* Begin Dataset entries *

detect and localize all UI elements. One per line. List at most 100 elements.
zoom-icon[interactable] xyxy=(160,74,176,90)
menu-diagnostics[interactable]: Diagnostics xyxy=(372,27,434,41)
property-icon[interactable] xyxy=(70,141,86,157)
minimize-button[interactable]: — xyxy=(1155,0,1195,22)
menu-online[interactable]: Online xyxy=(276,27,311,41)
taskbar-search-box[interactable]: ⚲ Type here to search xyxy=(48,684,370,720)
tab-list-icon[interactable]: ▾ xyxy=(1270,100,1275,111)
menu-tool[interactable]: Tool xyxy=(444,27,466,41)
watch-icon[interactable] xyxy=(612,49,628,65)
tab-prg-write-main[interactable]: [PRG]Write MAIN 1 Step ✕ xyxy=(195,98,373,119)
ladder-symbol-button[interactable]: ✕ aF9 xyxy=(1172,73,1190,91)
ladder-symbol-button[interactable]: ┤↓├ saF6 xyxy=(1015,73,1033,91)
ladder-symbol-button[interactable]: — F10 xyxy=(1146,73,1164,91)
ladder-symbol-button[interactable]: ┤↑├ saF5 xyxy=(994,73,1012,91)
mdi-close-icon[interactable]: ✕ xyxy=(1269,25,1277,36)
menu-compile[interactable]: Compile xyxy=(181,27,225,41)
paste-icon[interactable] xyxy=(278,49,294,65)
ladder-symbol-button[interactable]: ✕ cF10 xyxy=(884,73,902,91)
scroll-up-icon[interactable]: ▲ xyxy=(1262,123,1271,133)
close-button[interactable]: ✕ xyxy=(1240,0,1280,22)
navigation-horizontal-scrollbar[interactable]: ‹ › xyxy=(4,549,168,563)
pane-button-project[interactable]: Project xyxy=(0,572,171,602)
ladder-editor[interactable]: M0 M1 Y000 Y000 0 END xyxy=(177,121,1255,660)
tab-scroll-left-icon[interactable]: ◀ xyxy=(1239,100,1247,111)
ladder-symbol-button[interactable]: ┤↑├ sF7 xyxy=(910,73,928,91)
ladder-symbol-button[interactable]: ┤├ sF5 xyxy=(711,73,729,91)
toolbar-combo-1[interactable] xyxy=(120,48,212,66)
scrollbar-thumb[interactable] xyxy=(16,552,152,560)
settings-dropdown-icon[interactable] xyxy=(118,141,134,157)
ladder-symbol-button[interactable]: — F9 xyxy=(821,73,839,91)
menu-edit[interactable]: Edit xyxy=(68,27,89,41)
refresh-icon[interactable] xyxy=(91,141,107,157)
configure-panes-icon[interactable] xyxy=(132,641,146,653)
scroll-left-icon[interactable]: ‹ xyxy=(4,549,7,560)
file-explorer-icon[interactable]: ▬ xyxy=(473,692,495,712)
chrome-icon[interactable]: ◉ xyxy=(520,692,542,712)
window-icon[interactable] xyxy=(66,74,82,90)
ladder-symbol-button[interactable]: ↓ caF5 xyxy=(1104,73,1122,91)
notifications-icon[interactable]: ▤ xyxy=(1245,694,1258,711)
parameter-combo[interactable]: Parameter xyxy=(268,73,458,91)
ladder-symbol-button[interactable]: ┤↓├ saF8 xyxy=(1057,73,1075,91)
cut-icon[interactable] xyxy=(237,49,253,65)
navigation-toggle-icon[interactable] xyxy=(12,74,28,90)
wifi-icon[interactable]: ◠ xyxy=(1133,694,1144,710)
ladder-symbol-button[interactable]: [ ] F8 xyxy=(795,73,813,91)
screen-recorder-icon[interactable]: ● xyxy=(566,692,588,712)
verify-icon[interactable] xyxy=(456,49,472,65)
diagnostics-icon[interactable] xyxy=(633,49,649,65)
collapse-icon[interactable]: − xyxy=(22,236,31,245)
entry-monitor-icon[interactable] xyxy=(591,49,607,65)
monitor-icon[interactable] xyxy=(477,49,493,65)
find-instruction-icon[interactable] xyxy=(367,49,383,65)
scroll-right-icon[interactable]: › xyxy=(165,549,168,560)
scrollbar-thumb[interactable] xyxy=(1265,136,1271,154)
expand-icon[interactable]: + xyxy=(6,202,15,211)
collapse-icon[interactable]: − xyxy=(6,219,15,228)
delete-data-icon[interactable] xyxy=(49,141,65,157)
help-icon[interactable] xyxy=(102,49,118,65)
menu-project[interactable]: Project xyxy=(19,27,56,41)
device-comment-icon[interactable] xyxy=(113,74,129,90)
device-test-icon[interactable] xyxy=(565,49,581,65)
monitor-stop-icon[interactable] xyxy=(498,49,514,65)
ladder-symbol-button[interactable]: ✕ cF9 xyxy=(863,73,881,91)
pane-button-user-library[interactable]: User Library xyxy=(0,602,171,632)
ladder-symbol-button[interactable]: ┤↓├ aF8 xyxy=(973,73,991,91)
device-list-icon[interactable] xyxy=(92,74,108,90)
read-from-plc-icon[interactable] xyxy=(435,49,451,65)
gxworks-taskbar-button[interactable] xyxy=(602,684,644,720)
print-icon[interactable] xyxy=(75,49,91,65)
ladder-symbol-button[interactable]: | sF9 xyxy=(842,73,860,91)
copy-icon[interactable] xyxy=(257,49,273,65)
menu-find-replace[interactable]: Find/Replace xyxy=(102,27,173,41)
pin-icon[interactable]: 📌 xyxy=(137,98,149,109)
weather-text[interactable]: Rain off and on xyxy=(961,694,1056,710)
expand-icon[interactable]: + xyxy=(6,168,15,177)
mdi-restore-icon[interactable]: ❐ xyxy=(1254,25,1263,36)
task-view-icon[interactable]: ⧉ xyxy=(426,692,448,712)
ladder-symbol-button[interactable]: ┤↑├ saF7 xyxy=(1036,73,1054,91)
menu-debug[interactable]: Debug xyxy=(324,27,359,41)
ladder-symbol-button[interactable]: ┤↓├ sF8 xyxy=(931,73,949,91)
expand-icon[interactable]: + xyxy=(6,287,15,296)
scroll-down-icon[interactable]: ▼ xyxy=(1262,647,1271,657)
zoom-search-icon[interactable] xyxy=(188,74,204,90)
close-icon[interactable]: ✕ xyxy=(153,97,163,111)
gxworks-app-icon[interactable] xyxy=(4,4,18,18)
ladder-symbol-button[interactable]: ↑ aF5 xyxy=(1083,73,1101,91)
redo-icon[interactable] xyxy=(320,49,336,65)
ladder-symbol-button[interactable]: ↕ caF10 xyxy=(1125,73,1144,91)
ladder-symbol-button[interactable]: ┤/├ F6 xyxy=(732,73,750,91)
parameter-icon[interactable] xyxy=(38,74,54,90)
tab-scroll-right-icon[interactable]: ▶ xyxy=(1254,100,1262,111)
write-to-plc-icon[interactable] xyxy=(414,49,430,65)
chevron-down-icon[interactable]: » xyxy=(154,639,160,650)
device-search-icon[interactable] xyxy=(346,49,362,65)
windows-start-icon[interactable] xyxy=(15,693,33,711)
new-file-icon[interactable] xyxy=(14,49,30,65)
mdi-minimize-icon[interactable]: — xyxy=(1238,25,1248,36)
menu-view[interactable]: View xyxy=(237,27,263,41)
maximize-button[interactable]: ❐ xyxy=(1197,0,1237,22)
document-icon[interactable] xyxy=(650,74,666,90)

* End Dataset entries *

■ **Given request**
Put the lines from the start of the records through the line containing "menu-online[interactable]: Online xyxy=(276,27,311,41)" into a Markdown table with the columns "Row" and "Line text", and skip any blank lines.

■ **Answer to this task**
| Row | Line text |
|---|---|
| 1 | detect and localize all UI elements. One per line. List at most 100 elements. |
| 2 | zoom-icon[interactable] xyxy=(160,74,176,90) |
| 3 | menu-diagnostics[interactable]: Diagnostics xyxy=(372,27,434,41) |
| 4 | property-icon[interactable] xyxy=(70,141,86,157) |
| 5 | minimize-button[interactable]: — xyxy=(1155,0,1195,22) |
| 6 | menu-online[interactable]: Online xyxy=(276,27,311,41) |